■ Recorded information ■

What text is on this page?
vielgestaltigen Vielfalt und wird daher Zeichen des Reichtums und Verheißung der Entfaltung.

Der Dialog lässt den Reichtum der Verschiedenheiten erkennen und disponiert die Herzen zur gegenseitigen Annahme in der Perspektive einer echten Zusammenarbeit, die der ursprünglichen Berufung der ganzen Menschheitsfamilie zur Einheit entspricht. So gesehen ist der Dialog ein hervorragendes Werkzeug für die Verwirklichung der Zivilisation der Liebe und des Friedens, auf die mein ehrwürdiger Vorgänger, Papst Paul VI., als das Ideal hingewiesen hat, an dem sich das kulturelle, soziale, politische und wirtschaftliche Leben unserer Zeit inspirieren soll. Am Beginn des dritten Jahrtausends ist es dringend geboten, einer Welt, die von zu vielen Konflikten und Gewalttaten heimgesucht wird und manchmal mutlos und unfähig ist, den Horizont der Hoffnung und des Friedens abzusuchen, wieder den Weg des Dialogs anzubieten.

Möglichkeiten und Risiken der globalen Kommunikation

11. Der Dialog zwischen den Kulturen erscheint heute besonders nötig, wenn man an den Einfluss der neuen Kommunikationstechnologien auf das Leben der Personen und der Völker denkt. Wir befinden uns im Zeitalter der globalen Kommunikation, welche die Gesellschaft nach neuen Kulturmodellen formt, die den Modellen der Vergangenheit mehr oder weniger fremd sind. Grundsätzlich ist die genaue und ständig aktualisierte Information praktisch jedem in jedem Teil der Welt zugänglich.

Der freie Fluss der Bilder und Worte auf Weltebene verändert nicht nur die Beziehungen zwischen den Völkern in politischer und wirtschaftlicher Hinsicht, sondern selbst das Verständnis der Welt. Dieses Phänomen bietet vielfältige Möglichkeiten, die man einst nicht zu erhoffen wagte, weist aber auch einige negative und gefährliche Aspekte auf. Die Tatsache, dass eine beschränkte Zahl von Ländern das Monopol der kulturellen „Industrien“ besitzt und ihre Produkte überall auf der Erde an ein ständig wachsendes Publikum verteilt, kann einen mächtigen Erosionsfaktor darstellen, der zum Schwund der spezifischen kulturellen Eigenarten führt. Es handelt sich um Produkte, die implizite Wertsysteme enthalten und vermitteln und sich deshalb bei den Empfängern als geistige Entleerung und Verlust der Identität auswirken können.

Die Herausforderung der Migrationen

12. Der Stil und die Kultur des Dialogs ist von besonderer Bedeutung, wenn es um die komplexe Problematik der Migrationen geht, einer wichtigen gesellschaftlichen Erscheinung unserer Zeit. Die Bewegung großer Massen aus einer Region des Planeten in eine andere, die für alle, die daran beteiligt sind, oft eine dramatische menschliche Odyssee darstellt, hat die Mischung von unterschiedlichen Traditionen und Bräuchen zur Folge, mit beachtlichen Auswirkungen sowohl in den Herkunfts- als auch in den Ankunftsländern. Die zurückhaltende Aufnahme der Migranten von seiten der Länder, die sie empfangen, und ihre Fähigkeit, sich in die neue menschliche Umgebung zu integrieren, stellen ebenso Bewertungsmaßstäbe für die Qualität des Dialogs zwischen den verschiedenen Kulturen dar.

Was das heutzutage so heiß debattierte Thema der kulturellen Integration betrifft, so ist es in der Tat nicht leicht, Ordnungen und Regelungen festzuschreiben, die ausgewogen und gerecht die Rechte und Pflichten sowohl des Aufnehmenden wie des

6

■ Goal ■
Print every line of the records exactly. Omit nothing.

■ Reply to the task ■
What text is on this page?
vielgestaltigen Vielfalt und wird daher Zeichen des Reichtums und Verheißung der Entfaltung.

Der Dialog lässt den Reichtum der Verschiedenheiten erkennen und disponiert die Herzen zur gegenseitigen Annahme in der Perspektive einer echten Zusammenarbeit, die der ursprünglichen Berufung der ganzen Menschheitsfamilie zur Einheit entspricht. So gesehen ist der Dialog ein hervorragendes Werkzeug für die Verwirklichung der Zivilisation der Liebe und des Friedens, auf die mein ehrwürdiger Vorgänger, Papst Paul VI., als das Ideal hingewiesen hat, an dem sich das kulturelle, soziale, politische und wirtschaftliche Leben unserer Zeit inspirieren soll. Am Beginn des dritten Jahrtausends ist es dringend geboten, einer Welt, die von zu vielen Konflikten und Gewalttaten heimgesucht wird und manchmal mutlos und unfähig ist, den Horizont der Hoffnung und des Friedens abzusuchen, wieder den Weg des Dialogs anzubieten.

Möglichkeiten und Risiken der globalen Kommunikation

11. Der Dialog zwischen den Kulturen erscheint heute besonders nötig, wenn man an den Einfluss der neuen Kommunikationstechnologien auf das Leben der Personen und der Völker denkt. Wir befinden uns im Zeitalter der globalen Kommunikation, welche die Gesellschaft nach neuen Kulturmodellen formt, die den Modellen der Vergangenheit mehr oder weniger fremd sind. Grundsätzlich ist die genaue und ständig aktualisierte Information praktisch jedem in jedem Teil der Welt zugänglich.

Der freie Fluss der Bilder und Worte auf Weltebene verändert nicht nur die Beziehungen zwischen den Völkern in politischer und wirtschaftlicher Hinsicht, sondern selbst das Verständnis der Welt. Dieses Phänomen bietet vielfältige Möglichkeiten, die man einst nicht zu erhoffen wagte, weist aber auch einige negative und gefährliche Aspekte auf. Die Tatsache, dass eine beschränkte Zahl von Ländern das Monopol der kulturellen „Industrien“ besitzt und ihre Produkte überall auf der Erde an ein ständig wachsendes Publikum verteilt, kann einen mächtigen Erosionsfaktor darstellen, der zum Schwund der spezifischen kulturellen Eigenarten führt. Es handelt sich um Produkte, die implizite Wertsysteme enthalten und vermitteln und sich deshalb bei den Empfängern als geistige Entleerung und Verlust der Identität auswirken können.

Die Herausforderung der Migrationen

12. Der Stil und die Kultur des Dialogs ist von besonderer Bedeutung, wenn es um die komplexe Problematik der Migrationen geht, einer wichtigen gesellschaftlichen Erscheinung unserer Zeit. Die Bewegung großer Massen aus einer Region des Planeten in eine andere, die für alle, die daran beteiligt sind, oft eine dramatische menschliche Odyssee darstellt, hat die Mischung von unterschiedlichen Traditionen und Bräuchen zur Folge, mit beachtlichen Auswirkungen sowohl in den Herkunfts- als auch in den Ankunftsländern. Die zurückhaltende Aufnahme der Migranten von seiten der Länder, die sie empfangen, und ihre Fähigkeit, sich in die neue menschliche Umgebung zu integrieren, stellen ebenso Bewertungsmaßstäbe für die Qualität des Dialogs zwischen den verschiedenen Kulturen dar.

Was das heutzutage so heiß debattierte Thema der kulturellen Integration betrifft, so ist es in der Tat nicht leicht, Ordnungen und Regelungen festzuschreiben, die ausgewogen und gerecht die Rechte und Pflichten sowohl des Aufnehmenden wie des

6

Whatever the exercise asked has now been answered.